» PROBLEM DETAILS: Rewrite each line of the items below, replacing "weight-marker" with "weight-dot" and keeping everything else the same.

[Items listed in a dataset]
⁂

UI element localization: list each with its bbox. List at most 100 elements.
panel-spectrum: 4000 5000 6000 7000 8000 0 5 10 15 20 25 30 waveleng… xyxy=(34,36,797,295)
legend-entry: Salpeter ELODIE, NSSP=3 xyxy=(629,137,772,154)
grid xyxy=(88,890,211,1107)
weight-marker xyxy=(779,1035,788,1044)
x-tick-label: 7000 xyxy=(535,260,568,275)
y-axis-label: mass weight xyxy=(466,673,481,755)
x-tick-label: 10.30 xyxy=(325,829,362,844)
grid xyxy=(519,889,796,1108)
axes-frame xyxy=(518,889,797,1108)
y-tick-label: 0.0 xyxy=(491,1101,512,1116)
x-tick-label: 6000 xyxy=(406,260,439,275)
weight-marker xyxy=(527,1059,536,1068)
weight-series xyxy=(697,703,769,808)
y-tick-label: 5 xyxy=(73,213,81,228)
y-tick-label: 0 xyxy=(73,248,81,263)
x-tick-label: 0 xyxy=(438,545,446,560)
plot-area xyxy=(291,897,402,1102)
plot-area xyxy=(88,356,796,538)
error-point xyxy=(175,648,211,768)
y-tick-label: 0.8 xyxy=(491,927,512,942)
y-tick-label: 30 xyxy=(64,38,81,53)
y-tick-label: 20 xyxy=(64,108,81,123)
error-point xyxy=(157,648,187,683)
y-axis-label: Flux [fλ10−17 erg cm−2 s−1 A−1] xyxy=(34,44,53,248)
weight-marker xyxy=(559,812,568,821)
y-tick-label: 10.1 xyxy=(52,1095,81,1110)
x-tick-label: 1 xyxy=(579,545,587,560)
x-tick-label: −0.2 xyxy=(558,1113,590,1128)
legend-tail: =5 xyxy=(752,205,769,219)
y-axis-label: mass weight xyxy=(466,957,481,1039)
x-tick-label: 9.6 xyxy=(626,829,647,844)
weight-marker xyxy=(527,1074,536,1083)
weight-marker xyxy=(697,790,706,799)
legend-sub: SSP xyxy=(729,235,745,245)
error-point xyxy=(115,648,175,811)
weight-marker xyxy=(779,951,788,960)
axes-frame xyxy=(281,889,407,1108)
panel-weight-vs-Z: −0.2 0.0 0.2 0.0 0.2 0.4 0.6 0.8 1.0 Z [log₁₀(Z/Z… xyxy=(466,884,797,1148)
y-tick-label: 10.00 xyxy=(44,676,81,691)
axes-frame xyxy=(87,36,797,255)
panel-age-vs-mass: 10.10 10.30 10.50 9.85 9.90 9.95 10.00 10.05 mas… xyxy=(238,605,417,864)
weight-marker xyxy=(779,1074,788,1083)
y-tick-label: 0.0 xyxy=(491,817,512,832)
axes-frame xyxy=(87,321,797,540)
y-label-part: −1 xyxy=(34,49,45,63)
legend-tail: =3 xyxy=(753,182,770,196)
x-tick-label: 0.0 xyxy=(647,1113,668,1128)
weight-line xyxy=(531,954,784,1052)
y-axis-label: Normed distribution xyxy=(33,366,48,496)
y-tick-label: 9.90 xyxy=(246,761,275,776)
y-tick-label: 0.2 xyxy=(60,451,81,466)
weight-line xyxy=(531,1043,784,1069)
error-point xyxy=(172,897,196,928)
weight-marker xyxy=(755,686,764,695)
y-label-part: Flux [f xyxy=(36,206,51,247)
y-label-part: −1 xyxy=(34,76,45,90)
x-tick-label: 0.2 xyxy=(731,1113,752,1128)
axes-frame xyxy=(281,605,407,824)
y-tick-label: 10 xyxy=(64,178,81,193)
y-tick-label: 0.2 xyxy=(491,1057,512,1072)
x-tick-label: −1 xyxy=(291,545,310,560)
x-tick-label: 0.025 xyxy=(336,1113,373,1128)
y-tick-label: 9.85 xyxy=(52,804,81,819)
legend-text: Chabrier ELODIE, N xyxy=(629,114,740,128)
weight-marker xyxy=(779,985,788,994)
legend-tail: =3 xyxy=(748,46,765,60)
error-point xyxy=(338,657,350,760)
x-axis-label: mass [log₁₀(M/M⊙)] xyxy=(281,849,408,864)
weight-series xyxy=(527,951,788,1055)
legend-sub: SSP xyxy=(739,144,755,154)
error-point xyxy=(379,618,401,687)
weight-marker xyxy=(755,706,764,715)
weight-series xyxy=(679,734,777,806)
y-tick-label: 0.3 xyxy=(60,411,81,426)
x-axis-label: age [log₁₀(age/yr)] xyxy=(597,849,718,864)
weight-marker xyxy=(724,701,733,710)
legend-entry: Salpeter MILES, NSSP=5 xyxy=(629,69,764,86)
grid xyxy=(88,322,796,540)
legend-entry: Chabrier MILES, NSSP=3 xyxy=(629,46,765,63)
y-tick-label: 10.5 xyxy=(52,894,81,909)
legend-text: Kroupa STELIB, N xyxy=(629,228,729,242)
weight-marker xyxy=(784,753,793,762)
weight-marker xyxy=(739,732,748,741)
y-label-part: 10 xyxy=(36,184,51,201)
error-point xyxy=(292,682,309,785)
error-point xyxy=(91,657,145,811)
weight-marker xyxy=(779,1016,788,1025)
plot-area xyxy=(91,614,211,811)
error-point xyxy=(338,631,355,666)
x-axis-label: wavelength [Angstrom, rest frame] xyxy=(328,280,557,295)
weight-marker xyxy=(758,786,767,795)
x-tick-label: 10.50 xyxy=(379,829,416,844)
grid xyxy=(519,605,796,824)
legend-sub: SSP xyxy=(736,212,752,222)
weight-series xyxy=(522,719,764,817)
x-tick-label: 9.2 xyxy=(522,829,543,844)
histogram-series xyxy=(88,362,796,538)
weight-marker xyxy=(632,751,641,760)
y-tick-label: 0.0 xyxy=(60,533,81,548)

⁂

» RESPONSE FOR THIS EXERCISE:
UI element localization: list each with its bbox. List at most 100 elements.
panel-spectrum: 4000 5000 6000 7000 8000 0 5 10 15 20 25 30 waveleng… xyxy=(34,36,797,295)
legend-entry: Salpeter ELODIE, NSSP=3 xyxy=(629,137,772,154)
grid xyxy=(88,890,211,1107)
weight-dot xyxy=(779,1035,788,1044)
x-tick-label: 7000 xyxy=(535,260,568,275)
y-axis-label: mass weight xyxy=(466,673,481,755)
x-tick-label: 10.30 xyxy=(325,829,362,844)
grid xyxy=(519,889,796,1108)
axes-frame xyxy=(518,889,797,1108)
y-tick-label: 0.0 xyxy=(491,1101,512,1116)
x-tick-label: 6000 xyxy=(406,260,439,275)
weight-dot xyxy=(527,1059,536,1068)
weight-series xyxy=(697,703,769,808)
y-tick-label: 5 xyxy=(73,213,81,228)
y-tick-label: 0 xyxy=(73,248,81,263)
x-tick-label: 0 xyxy=(438,545,446,560)
plot-area xyxy=(291,897,402,1102)
plot-area xyxy=(88,356,796,538)
error-point xyxy=(175,648,211,768)
y-tick-label: 0.8 xyxy=(491,927,512,942)
y-tick-label: 30 xyxy=(64,38,81,53)
y-tick-label: 20 xyxy=(64,108,81,123)
error-point xyxy=(157,648,187,683)
y-axis-label: Flux [fλ10−17 erg cm−2 s−1 A−1] xyxy=(34,44,53,248)
weight-dot xyxy=(559,812,568,821)
y-tick-label: 10.1 xyxy=(52,1095,81,1110)
x-tick-label: 1 xyxy=(579,545,587,560)
x-tick-label: −0.2 xyxy=(558,1113,590,1128)
legend-tail: =5 xyxy=(752,205,769,219)
y-axis-label: mass weight xyxy=(466,957,481,1039)
x-tick-label: 9.6 xyxy=(626,829,647,844)
weight-dot xyxy=(527,1074,536,1083)
weight-dot xyxy=(697,790,706,799)
legend-sub: SSP xyxy=(729,235,745,245)
error-point xyxy=(115,648,175,811)
weight-dot xyxy=(779,951,788,960)
axes-frame xyxy=(281,889,407,1108)
panel-weight-vs-Z: −0.2 0.0 0.2 0.0 0.2 0.4 0.6 0.8 1.0 Z [log₁₀(Z/Z… xyxy=(466,884,797,1148)
y-tick-label: 10.00 xyxy=(44,676,81,691)
axes-frame xyxy=(87,36,797,255)
panel-age-vs-mass: 10.10 10.30 10.50 9.85 9.90 9.95 10.00 10.05 mas… xyxy=(238,605,417,864)
weight-dot xyxy=(779,1074,788,1083)
y-tick-label: 0.0 xyxy=(491,817,512,832)
axes-frame xyxy=(87,321,797,540)
y-label-part: −1 xyxy=(34,49,45,63)
legend-tail: =3 xyxy=(753,182,770,196)
x-tick-label: 0.0 xyxy=(647,1113,668,1128)
weight-line xyxy=(531,954,784,1052)
y-axis-label: Normed distribution xyxy=(33,366,48,496)
y-tick-label: 9.90 xyxy=(246,761,275,776)
y-tick-label: 0.2 xyxy=(60,451,81,466)
weight-line xyxy=(531,1043,784,1069)
error-point xyxy=(172,897,196,928)
weight-dot xyxy=(755,686,764,695)
y-label-part: Flux [f xyxy=(36,206,51,247)
y-label-part: −1 xyxy=(34,76,45,90)
x-tick-label: 0.2 xyxy=(731,1113,752,1128)
axes-frame xyxy=(281,605,407,824)
y-tick-label: 10 xyxy=(64,178,81,193)
y-tick-label: 0.2 xyxy=(491,1057,512,1072)
x-tick-label: −1 xyxy=(291,545,310,560)
x-tick-label: 0.025 xyxy=(336,1113,373,1128)
y-tick-label: 9.85 xyxy=(52,804,81,819)
legend-text: Chabrier ELODIE, N xyxy=(629,114,740,128)
weight-dot xyxy=(779,985,788,994)
legend-tail: =3 xyxy=(748,46,765,60)
error-point xyxy=(338,657,350,760)
x-axis-label: mass [log₁₀(M/M⊙)] xyxy=(281,849,408,864)
weight-series xyxy=(527,951,788,1055)
legend-sub: SSP xyxy=(739,144,755,154)
error-point xyxy=(379,618,401,687)
weight-dot xyxy=(755,706,764,715)
weight-series xyxy=(679,734,777,806)
y-tick-label: 0.3 xyxy=(60,411,81,426)
x-axis-label: age [log₁₀(age/yr)] xyxy=(597,849,718,864)
weight-dot xyxy=(724,701,733,710)
legend-entry: Salpeter MILES, NSSP=5 xyxy=(629,69,764,86)
grid xyxy=(88,322,796,540)
legend-entry: Chabrier MILES, NSSP=3 xyxy=(629,46,765,63)
y-tick-label: 10.5 xyxy=(52,894,81,909)
legend-text: Kroupa STELIB, N xyxy=(629,228,729,242)
weight-dot xyxy=(784,753,793,762)
weight-dot xyxy=(739,732,748,741)
y-label-part: 10 xyxy=(36,184,51,201)
error-point xyxy=(292,682,309,785)
error-point xyxy=(91,657,145,811)
weight-dot xyxy=(779,1016,788,1025)
plot-area xyxy=(91,614,211,811)
error-point xyxy=(338,631,355,666)
x-axis-label: wavelength [Angstrom, rest frame] xyxy=(328,280,557,295)
weight-dot xyxy=(758,786,767,795)
x-tick-label: 10.50 xyxy=(379,829,416,844)
grid xyxy=(519,605,796,824)
legend-sub: SSP xyxy=(736,212,752,222)
weight-series xyxy=(522,719,764,817)
x-tick-label: 9.2 xyxy=(522,829,543,844)
histogram-series xyxy=(88,362,796,538)
weight-dot xyxy=(632,751,641,760)
y-tick-label: 0.0 xyxy=(60,533,81,548)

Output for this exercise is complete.